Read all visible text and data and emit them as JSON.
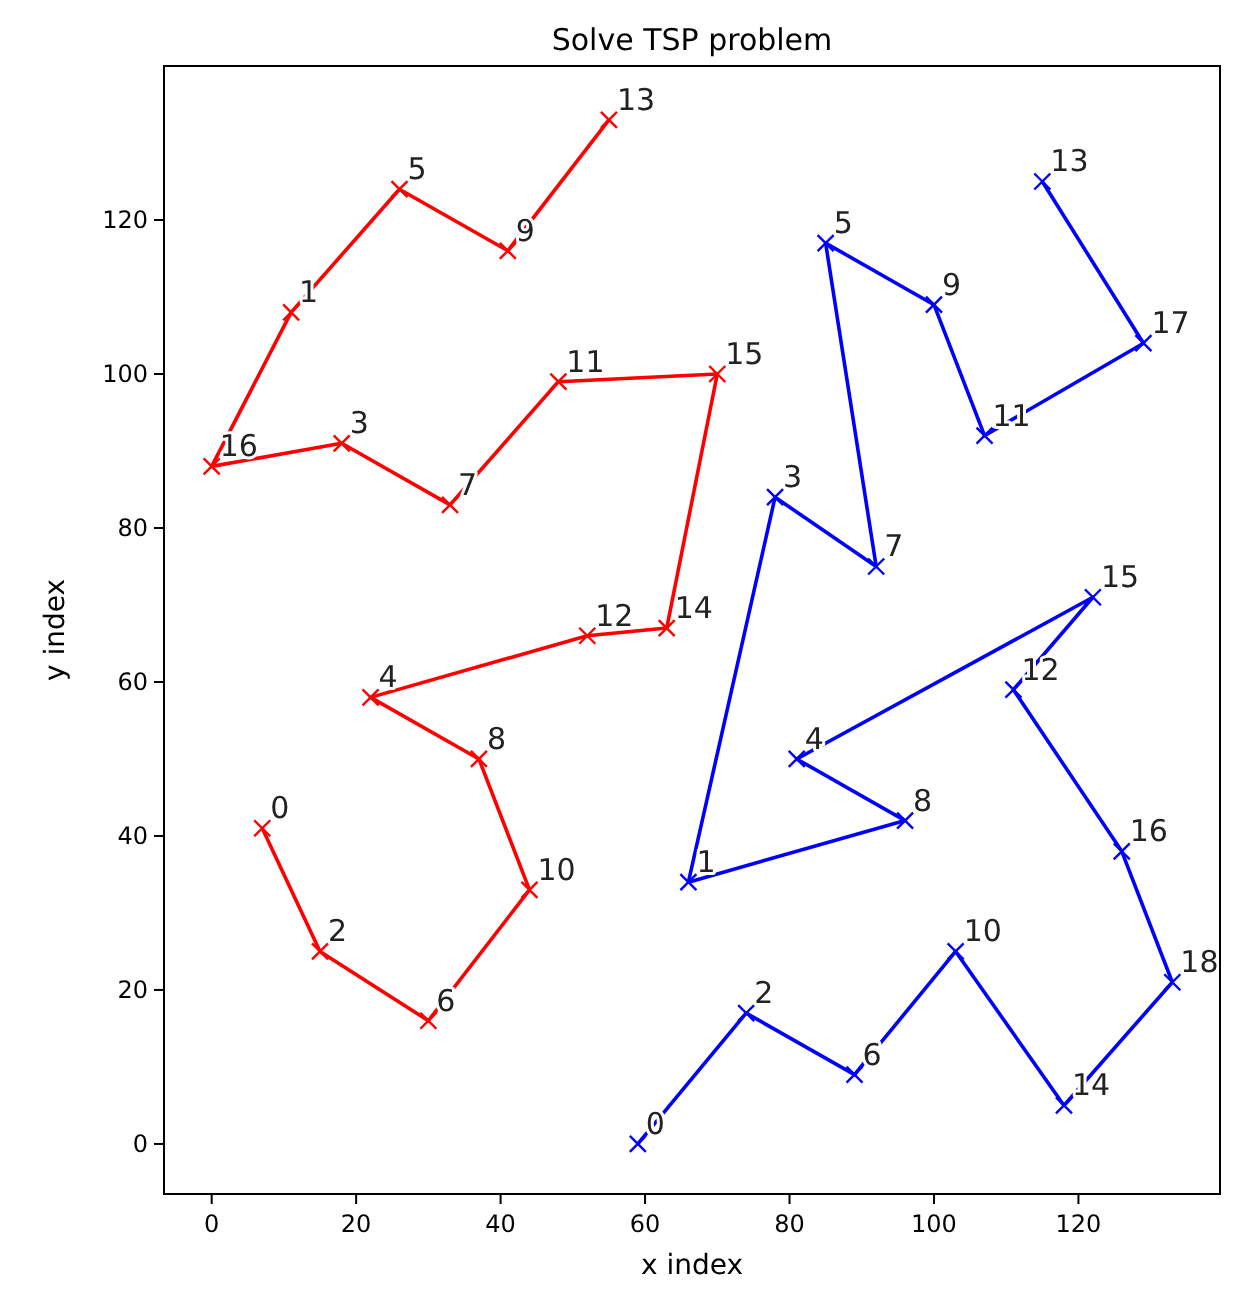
{
  "chart_data": {
    "type": "line",
    "title": "Solve TSP problem",
    "xlabel": "x index",
    "ylabel": "y index",
    "marker": "cross",
    "line_style": "solid",
    "grid": false,
    "xlim": [
      -6.6,
      139.6
    ],
    "ylim": [
      -6.5,
      140
    ],
    "xticks": [
      0,
      20,
      40,
      60,
      80,
      100,
      120
    ],
    "yticks": [
      0,
      20,
      40,
      60,
      80,
      100,
      120
    ],
    "series": [
      {
        "color": "#ff0000",
        "x": [
          7,
          15,
          30,
          44,
          37,
          22,
          52,
          63,
          70,
          48,
          33,
          18,
          0,
          11,
          26,
          41,
          55
        ],
        "values": [
          41,
          25,
          16,
          33,
          50,
          58,
          66,
          67,
          100,
          99,
          83,
          91,
          88,
          108,
          124,
          116,
          133
        ]
      },
      {
        "color": "#0000ff",
        "x": [
          59,
          74,
          89,
          103,
          118,
          133,
          126,
          111,
          122,
          81,
          96,
          66,
          78,
          92,
          85,
          100,
          107,
          129,
          115
        ],
        "values": [
          0,
          17,
          9,
          25,
          5,
          21,
          38,
          59,
          71,
          50,
          42,
          34,
          84,
          75,
          117,
          109,
          92,
          104,
          125
        ]
      }
    ],
    "annotations": [
      {
        "text": "0",
        "x": 7,
        "y": 41
      },
      {
        "text": "2",
        "x": 15,
        "y": 25
      },
      {
        "text": "6",
        "x": 30,
        "y": 16
      },
      {
        "text": "10",
        "x": 44,
        "y": 33
      },
      {
        "text": "8",
        "x": 37,
        "y": 50
      },
      {
        "text": "4",
        "x": 22,
        "y": 58
      },
      {
        "text": "12",
        "x": 52,
        "y": 66
      },
      {
        "text": "14",
        "x": 63,
        "y": 67
      },
      {
        "text": "15",
        "x": 70,
        "y": 100
      },
      {
        "text": "11",
        "x": 48,
        "y": 99
      },
      {
        "text": "7",
        "x": 33,
        "y": 83
      },
      {
        "text": "3",
        "x": 18,
        "y": 91
      },
      {
        "text": "16",
        "x": 0,
        "y": 88
      },
      {
        "text": "1",
        "x": 11,
        "y": 108
      },
      {
        "text": "5",
        "x": 26,
        "y": 124
      },
      {
        "text": "9",
        "x": 41,
        "y": 116
      },
      {
        "text": "13",
        "x": 55,
        "y": 133
      },
      {
        "text": "0",
        "x": 59,
        "y": 0
      },
      {
        "text": "2",
        "x": 74,
        "y": 17
      },
      {
        "text": "6",
        "x": 89,
        "y": 9
      },
      {
        "text": "10",
        "x": 103,
        "y": 25
      },
      {
        "text": "14",
        "x": 118,
        "y": 5
      },
      {
        "text": "18",
        "x": 133,
        "y": 21
      },
      {
        "text": "16",
        "x": 126,
        "y": 38
      },
      {
        "text": "12",
        "x": 111,
        "y": 59
      },
      {
        "text": "15",
        "x": 122,
        "y": 71
      },
      {
        "text": "4",
        "x": 81,
        "y": 50
      },
      {
        "text": "8",
        "x": 96,
        "y": 42
      },
      {
        "text": "1",
        "x": 66,
        "y": 34
      },
      {
        "text": "3",
        "x": 78,
        "y": 84
      },
      {
        "text": "7",
        "x": 92,
        "y": 75
      },
      {
        "text": "5",
        "x": 85,
        "y": 117
      },
      {
        "text": "9",
        "x": 100,
        "y": 109
      },
      {
        "text": "11",
        "x": 107,
        "y": 92
      },
      {
        "text": "17",
        "x": 129,
        "y": 104
      },
      {
        "text": "13",
        "x": 115,
        "y": 125
      }
    ]
  }
}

What the exercise asks: Copy each line in full and exactly, omitting any picture.

Correct output:
Read all visible text and data and emit them as JSON.
{
  "chart_data": {
    "type": "line",
    "title": "Solve TSP problem",
    "xlabel": "x index",
    "ylabel": "y index",
    "marker": "cross",
    "line_style": "solid",
    "grid": false,
    "xlim": [
      -6.6,
      139.6
    ],
    "ylim": [
      -6.5,
      140
    ],
    "xticks": [
      0,
      20,
      40,
      60,
      80,
      100,
      120
    ],
    "yticks": [
      0,
      20,
      40,
      60,
      80,
      100,
      120
    ],
    "series": [
      {
        "color": "#ff0000",
        "x": [
          7,
          15,
          30,
          44,
          37,
          22,
          52,
          63,
          70,
          48,
          33,
          18,
          0,
          11,
          26,
          41,
          55
        ],
        "values": [
          41,
          25,
          16,
          33,
          50,
          58,
          66,
          67,
          100,
          99,
          83,
          91,
          88,
          108,
          124,
          116,
          133
        ]
      },
      {
        "color": "#0000ff",
        "x": [
          59,
          74,
          89,
          103,
          118,
          133,
          126,
          111,
          122,
          81,
          96,
          66,
          78,
          92,
          85,
          100,
          107,
          129,
          115
        ],
        "values": [
          0,
          17,
          9,
          25,
          5,
          21,
          38,
          59,
          71,
          50,
          42,
          34,
          84,
          75,
          117,
          109,
          92,
          104,
          125
        ]
      }
    ],
    "annotations": [
      {
        "text": "0",
        "x": 7,
        "y": 41
      },
      {
        "text": "2",
        "x": 15,
        "y": 25
      },
      {
        "text": "6",
        "x": 30,
        "y": 16
      },
      {
        "text": "10",
        "x": 44,
        "y": 33
      },
      {
        "text": "8",
        "x": 37,
        "y": 50
      },
      {
        "text": "4",
        "x": 22,
        "y": 58
      },
      {
        "text": "12",
        "x": 52,
        "y": 66
      },
      {
        "text": "14",
        "x": 63,
        "y": 67
      },
      {
        "text": "15",
        "x": 70,
        "y": 100
      },
      {
        "text": "11",
        "x": 48,
        "y": 99
      },
      {
        "text": "7",
        "x": 33,
        "y": 83
      },
      {
        "text": "3",
        "x": 18,
        "y": 91
      },
      {
        "text": "16",
        "x": 0,
        "y": 88
      },
      {
        "text": "1",
        "x": 11,
        "y": 108
      },
      {
        "text": "5",
        "x": 26,
        "y": 124
      },
      {
        "text": "9",
        "x": 41,
        "y": 116
      },
      {
        "text": "13",
        "x": 55,
        "y": 133
      },
      {
        "text": "0",
        "x": 59,
        "y": 0
      },
      {
        "text": "2",
        "x": 74,
        "y": 17
      },
      {
        "text": "6",
        "x": 89,
        "y": 9
      },
      {
        "text": "10",
        "x": 103,
        "y": 25
      },
      {
        "text": "14",
        "x": 118,
        "y": 5
      },
      {
        "text": "18",
        "x": 133,
        "y": 21
      },
      {
        "text": "16",
        "x": 126,
        "y": 38
      },
      {
        "text": "12",
        "x": 111,
        "y": 59
      },
      {
        "text": "15",
        "x": 122,
        "y": 71
      },
      {
        "text": "4",
        "x": 81,
        "y": 50
      },
      {
        "text": "8",
        "x": 96,
        "y": 42
      },
      {
        "text": "1",
        "x": 66,
        "y": 34
      },
      {
        "text": "3",
        "x": 78,
        "y": 84
      },
      {
        "text": "7",
        "x": 92,
        "y": 75
      },
      {
        "text": "5",
        "x": 85,
        "y": 117
      },
      {
        "text": "9",
        "x": 100,
        "y": 109
      },
      {
        "text": "11",
        "x": 107,
        "y": 92
      },
      {
        "text": "17",
        "x": 129,
        "y": 104
      },
      {
        "text": "13",
        "x": 115,
        "y": 125
      }
    ]
  }
}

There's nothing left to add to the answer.